DIRECTION: Repeat the listing in full, exactly as it stands.

--- START ---

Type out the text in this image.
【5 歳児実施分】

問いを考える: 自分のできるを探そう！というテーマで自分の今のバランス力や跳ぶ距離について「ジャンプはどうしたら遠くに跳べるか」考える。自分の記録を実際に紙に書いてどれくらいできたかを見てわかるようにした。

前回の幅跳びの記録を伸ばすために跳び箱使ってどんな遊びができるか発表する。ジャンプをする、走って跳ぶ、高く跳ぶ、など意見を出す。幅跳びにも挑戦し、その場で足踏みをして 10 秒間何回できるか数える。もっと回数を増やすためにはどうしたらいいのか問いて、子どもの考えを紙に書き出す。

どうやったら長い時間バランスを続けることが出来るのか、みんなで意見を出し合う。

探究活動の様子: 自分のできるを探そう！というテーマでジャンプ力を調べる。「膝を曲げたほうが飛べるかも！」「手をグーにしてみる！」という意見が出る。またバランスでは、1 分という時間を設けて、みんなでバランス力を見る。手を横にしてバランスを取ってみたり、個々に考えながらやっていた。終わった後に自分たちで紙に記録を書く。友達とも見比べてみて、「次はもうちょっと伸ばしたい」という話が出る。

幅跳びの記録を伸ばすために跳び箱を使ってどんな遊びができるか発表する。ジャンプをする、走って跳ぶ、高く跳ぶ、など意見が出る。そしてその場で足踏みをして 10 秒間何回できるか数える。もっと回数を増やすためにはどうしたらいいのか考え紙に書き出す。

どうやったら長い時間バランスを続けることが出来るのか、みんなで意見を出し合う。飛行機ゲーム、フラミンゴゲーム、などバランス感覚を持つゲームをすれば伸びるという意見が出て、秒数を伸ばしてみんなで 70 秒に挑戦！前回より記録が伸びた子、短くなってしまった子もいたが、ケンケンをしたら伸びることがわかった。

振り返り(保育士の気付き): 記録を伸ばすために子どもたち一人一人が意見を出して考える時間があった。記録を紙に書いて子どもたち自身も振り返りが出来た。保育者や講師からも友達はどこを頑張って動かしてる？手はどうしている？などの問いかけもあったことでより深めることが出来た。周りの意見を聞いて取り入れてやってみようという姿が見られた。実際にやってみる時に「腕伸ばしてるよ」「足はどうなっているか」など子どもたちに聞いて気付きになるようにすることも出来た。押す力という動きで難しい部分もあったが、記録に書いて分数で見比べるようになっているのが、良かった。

--- END ---

COMPLETE OUTPUT:
Type out the text in this image.
【5 歳児実施分】

問いを考える: 自分のできるを探そう！というテーマで自分の今のバランス力や跳ぶ距離について「ジャンプはどうしたら遠くに跳べるか」考える。自分の記録を実際に紙に書いてどれくらいできたかを見てわかるようにした。

前回の幅跳びの記録を伸ばすために跳び箱使ってどんな遊びができるか発表する。ジャンプをする、走って跳ぶ、高く跳ぶ、など意見を出す。幅跳びにも挑戦し、その場で足踏みをして 10 秒間何回できるか数える。もっと回数を増やすためにはどうしたらいいのか問いて、子どもの考えを紙に書き出す。

どうやったら長い時間バランスを続けることが出来るのか、みんなで意見を出し合う。

探究活動の様子: 自分のできるを探そう！というテーマでジャンプ力を調べる。「膝を曲げたほうが飛べるかも！」「手をグーにしてみる！」という意見が出る。またバランスでは、1 分という時間を設けて、みんなでバランス力を見る。手を横にしてバランスを取ってみたり、個々に考えながらやっていた。終わった後に自分たちで紙に記録を書く。友達とも見比べてみて、「次はもうちょっと伸ばしたい」という話が出る。

幅跳びの記録を伸ばすために跳び箱を使ってどんな遊びができるか発表する。ジャンプをする、走って跳ぶ、高く跳ぶ、など意見が出る。そしてその場で足踏みをして 10 秒間何回できるか数える。もっと回数を増やすためにはどうしたらいいのか考え紙に書き出す。

どうやったら長い時間バランスを続けることが出来るのか、みんなで意見を出し合う。飛行機ゲーム、フラミンゴゲーム、などバランス感覚を持つゲームをすれば伸びるという意見が出て、秒数を伸ばしてみんなで 70 秒に挑戦！前回より記録が伸びた子、短くなってしまった子もいたが、ケンケンをしたら伸びることがわかった。

振り返り(保育士の気付き): 記録を伸ばすために子どもたち一人一人が意見を出して考える時間があった。記録を紙に書いて子どもたち自身も振り返りが出来た。保育者や講師からも友達はどこを頑張って動かしてる？手はどうしている？などの問いかけもあったことでより深めることが出来た。周りの意見を聞いて取り入れてやってみようという姿が見られた。実際にやってみる時に「腕伸ばしてるよ」「足はどうなっているか」など子どもたちに聞いて気付きになるようにすることも出来た。押す力という動きで難しい部分もあったが、記録に書いて分数で見比べるようになっているのが、良かった。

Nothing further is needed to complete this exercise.